Aim of the task: Reproduce the lines of the entries verbatim, starting at the line that contains "Patent image size: (905, 503)." and ending at the final line of the entries.

+ + +

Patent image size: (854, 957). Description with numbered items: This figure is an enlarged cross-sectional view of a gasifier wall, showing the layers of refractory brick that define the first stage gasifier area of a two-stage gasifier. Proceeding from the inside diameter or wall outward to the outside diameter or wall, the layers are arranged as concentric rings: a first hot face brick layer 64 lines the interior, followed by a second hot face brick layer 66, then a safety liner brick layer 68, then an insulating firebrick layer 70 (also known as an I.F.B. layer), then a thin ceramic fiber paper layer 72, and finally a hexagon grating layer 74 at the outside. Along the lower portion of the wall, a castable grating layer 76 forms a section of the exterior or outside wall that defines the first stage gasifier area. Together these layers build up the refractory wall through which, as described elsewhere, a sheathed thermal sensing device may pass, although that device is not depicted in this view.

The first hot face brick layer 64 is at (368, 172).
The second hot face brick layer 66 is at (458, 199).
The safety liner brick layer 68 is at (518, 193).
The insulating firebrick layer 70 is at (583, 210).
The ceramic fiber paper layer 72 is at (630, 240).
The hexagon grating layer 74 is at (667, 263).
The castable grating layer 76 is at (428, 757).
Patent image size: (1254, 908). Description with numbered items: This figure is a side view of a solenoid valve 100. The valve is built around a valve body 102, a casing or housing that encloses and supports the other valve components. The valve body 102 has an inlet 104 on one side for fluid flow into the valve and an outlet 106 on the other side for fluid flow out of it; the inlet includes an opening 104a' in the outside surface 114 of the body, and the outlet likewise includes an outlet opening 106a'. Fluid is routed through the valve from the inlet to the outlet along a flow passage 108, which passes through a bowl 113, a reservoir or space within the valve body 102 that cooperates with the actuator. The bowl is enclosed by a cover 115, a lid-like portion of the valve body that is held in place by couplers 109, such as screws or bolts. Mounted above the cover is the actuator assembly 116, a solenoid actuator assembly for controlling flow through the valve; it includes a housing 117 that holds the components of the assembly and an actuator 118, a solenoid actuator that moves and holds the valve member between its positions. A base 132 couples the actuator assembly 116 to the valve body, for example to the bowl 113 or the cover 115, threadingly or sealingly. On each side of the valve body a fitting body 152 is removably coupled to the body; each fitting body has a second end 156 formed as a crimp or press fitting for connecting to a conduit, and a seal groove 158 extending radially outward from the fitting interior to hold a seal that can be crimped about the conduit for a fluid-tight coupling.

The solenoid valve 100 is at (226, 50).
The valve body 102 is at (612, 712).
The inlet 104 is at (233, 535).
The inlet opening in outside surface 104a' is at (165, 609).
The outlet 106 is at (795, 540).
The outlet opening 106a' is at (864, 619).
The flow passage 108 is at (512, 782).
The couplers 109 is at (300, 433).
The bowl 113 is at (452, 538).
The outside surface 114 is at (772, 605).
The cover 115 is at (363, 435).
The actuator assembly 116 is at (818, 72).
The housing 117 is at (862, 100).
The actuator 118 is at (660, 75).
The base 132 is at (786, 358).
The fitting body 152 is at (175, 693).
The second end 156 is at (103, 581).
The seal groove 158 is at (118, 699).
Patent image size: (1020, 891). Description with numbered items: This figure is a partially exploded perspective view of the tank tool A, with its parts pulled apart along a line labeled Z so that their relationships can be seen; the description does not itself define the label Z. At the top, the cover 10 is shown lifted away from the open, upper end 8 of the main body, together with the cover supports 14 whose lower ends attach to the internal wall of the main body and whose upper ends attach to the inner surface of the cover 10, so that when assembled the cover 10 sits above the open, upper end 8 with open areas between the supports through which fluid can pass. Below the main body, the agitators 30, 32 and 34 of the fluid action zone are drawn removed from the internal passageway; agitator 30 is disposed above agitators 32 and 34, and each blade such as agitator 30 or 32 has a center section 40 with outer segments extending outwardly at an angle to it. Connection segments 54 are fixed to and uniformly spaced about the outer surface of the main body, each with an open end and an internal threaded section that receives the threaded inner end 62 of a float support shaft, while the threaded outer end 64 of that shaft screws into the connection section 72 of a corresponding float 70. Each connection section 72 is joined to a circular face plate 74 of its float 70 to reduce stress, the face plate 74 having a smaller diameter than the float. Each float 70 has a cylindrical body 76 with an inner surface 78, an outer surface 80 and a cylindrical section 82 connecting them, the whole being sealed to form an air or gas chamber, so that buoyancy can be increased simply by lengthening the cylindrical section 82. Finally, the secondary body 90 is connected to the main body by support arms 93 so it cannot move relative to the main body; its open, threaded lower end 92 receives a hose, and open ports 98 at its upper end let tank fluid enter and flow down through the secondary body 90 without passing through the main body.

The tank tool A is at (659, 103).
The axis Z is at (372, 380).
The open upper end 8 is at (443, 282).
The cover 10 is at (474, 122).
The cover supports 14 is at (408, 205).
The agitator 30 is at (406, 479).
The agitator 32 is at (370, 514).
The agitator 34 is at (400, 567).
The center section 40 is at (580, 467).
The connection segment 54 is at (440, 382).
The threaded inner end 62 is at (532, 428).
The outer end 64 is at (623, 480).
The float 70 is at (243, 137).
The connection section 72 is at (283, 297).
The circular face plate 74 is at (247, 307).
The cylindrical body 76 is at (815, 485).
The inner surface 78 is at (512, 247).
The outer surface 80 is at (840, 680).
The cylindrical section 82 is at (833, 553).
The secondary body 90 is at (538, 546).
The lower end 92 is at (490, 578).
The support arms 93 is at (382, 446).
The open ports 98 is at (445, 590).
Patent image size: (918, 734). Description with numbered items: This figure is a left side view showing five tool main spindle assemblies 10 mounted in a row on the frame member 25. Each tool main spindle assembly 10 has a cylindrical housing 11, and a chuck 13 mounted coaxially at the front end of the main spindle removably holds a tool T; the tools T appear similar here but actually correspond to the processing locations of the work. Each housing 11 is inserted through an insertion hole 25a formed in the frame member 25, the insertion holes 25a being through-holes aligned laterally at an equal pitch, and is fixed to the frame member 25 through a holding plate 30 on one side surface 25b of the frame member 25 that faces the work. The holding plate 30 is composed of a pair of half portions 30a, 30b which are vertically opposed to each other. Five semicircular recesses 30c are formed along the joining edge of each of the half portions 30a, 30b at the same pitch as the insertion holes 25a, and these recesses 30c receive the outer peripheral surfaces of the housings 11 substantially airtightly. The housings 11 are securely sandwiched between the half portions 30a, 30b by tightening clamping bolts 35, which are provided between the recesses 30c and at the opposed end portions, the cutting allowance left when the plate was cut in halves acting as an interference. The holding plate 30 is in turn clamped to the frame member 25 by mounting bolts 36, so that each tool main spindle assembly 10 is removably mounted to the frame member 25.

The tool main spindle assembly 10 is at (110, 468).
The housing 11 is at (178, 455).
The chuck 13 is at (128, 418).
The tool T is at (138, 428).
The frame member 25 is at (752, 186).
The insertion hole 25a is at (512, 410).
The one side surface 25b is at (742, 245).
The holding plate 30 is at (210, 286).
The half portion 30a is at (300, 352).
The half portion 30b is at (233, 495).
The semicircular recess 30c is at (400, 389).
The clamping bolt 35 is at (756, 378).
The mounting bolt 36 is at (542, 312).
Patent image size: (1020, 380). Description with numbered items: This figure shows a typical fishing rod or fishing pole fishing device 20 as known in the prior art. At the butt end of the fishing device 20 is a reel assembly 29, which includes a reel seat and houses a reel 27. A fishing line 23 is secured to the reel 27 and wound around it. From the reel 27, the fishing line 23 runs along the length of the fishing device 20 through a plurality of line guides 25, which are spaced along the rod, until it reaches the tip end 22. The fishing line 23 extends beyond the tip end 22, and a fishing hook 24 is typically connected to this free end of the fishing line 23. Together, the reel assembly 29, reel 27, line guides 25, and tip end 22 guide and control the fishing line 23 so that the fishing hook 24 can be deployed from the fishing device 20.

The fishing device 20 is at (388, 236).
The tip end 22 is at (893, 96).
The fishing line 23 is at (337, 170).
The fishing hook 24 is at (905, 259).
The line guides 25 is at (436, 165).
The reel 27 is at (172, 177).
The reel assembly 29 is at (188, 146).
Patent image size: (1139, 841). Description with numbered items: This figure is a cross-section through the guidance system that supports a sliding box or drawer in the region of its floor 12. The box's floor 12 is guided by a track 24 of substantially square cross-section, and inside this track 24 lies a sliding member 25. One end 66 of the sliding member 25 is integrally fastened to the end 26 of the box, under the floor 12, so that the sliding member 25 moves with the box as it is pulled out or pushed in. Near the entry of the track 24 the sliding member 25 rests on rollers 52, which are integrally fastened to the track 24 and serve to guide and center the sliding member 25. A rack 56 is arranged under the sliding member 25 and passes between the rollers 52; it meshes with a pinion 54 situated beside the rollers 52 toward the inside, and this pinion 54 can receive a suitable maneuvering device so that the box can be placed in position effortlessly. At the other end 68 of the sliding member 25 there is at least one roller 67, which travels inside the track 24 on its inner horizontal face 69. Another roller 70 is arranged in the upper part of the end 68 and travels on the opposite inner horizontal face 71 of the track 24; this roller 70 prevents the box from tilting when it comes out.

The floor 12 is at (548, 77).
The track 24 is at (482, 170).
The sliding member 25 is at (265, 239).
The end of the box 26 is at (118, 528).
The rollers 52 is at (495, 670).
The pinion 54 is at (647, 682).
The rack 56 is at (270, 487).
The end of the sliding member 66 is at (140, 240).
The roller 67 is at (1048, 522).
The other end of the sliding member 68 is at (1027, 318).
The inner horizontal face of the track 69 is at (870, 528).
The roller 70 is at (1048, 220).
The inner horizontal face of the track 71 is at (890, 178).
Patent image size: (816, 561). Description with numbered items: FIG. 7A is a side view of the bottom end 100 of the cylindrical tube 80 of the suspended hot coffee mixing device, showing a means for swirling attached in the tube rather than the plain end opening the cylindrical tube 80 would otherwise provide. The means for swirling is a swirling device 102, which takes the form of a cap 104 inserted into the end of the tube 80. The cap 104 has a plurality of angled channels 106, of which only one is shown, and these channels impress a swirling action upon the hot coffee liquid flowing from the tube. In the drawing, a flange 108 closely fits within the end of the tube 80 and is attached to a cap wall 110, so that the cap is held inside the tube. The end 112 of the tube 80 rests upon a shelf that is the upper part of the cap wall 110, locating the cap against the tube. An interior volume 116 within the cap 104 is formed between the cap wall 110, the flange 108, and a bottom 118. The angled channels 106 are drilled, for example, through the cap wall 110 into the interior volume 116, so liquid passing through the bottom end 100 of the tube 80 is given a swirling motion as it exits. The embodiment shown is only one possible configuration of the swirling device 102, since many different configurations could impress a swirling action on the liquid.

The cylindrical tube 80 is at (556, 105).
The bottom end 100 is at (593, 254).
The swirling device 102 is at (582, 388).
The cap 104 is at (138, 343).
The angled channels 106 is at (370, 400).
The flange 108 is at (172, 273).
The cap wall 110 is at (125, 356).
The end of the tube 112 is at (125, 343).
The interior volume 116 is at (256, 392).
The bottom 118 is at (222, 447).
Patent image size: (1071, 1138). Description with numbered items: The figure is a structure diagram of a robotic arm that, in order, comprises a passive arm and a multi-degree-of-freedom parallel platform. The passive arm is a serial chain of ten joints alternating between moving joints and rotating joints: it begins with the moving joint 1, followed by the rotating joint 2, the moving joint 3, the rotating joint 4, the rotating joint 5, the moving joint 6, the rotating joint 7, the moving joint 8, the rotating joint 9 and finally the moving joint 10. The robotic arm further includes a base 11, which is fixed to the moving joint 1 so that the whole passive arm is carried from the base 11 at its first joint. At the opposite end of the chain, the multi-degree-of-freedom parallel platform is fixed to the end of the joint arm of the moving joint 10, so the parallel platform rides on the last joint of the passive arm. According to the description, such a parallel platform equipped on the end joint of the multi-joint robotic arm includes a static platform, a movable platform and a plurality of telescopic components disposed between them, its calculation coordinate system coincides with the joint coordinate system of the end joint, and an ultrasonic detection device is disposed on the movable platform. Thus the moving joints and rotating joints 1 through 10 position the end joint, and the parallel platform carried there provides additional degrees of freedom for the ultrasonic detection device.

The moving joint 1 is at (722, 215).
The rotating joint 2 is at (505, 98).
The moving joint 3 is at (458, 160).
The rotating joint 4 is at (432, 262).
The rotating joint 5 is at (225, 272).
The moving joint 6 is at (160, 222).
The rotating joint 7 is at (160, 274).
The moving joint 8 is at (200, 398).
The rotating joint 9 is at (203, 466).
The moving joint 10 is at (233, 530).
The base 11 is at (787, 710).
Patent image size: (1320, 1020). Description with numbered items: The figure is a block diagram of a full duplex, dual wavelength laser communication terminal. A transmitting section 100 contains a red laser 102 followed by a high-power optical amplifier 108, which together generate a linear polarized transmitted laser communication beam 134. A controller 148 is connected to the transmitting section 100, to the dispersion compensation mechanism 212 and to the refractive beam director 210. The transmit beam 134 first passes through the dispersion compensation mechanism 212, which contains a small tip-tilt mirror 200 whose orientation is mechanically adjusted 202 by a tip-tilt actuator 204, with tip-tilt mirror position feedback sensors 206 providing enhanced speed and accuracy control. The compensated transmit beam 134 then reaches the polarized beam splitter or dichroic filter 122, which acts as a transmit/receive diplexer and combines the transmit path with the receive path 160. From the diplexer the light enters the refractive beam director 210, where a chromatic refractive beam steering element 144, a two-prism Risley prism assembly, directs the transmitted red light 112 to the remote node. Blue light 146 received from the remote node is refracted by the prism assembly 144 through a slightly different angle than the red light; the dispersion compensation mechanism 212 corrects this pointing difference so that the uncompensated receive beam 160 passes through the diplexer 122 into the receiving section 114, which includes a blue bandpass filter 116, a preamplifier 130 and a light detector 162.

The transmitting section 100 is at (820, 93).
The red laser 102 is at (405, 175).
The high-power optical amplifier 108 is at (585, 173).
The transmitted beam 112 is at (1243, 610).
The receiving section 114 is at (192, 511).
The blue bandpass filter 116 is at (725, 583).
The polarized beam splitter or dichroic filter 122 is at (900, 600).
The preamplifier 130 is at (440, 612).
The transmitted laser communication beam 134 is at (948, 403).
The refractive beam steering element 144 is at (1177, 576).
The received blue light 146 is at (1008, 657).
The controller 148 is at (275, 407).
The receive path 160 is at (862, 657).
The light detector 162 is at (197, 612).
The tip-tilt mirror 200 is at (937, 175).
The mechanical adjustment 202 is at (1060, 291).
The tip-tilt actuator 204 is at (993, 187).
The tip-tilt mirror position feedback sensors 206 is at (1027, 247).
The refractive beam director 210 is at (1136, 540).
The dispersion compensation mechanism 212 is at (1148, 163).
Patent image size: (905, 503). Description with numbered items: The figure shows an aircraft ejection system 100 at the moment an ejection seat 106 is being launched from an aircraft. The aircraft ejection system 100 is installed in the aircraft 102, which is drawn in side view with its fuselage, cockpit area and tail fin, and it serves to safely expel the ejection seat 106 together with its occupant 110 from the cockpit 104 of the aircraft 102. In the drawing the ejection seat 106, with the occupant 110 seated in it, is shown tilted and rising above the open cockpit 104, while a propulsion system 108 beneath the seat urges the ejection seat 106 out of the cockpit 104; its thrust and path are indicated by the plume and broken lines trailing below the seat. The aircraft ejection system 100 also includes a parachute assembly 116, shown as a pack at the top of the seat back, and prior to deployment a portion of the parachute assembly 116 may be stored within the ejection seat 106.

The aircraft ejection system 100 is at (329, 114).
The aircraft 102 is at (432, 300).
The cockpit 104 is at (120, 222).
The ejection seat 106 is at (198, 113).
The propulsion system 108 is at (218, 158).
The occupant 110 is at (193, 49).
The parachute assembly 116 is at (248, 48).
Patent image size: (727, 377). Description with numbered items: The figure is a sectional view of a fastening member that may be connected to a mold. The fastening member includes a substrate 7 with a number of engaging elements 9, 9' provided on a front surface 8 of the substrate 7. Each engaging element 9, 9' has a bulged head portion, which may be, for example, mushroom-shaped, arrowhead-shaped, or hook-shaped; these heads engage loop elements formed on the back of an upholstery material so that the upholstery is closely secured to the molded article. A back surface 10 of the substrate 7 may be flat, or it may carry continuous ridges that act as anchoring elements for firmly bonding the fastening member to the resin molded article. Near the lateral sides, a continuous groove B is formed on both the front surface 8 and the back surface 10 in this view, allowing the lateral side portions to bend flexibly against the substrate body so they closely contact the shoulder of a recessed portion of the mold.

+ + +

Result of this exercise:
Patent image size: (905, 503). Description with numbered items: The figure shows an aircraft ejection system 100 at the moment an ejection seat 106 is being launched from an aircraft. The aircraft ejection system 100 is installed in the aircraft 102, which is drawn in side view with its fuselage, cockpit area and tail fin, and it serves to safely expel the ejection seat 106 together with its occupant 110 from the cockpit 104 of the aircraft 102. In the drawing the ejection seat 106, with the occupant 110 seated in it, is shown tilted and rising above the open cockpit 104, while a propulsion system 108 beneath the seat urges the ejection seat 106 out of the cockpit 104; its thrust and path are indicated by the plume and broken lines trailing below the seat. The aircraft ejection system 100 also includes a parachute assembly 116, shown as a pack at the top of the seat back, and prior to deployment a portion of the parachute assembly 116 may be stored within the ejection seat 106.

The aircraft ejection system 100 is at (329, 114).
The aircraft 102 is at (432, 300).
The cockpit 104 is at (120, 222).
The ejection seat 106 is at (198, 113).
The propulsion system 108 is at (218, 158).
The occupant 110 is at (193, 49).
The parachute assembly 116 is at (248, 48).
Patent image size: (727, 377). Description with numbered items: The figure is a sectional view of a fastening member that may be connected to a mold. The fastening member includes a substrate 7 with a number of engaging elements 9, 9' provided on a front surface 8 of the substrate 7. Each engaging element 9, 9' has a bulged head portion, which may be, for example, mushroom-shaped, arrowhead-shaped, or hook-shaped; these heads engage loop elements formed on the back of an upholstery material so that the upholstery is closely secured to the molded article. A back surface 10 of the substrate 7 may be flat, or it may carry continuous ridges that act as anchoring elements for firmly bonding the fastening member to the resin molded article. Near the lateral sides, a continuous groove B is formed on both the front surface 8 and the back surface 10 in this view, allowing the lateral side portions to bend flexibly against the substrate body so they closely contact the shoulder of a recessed portion of the mold.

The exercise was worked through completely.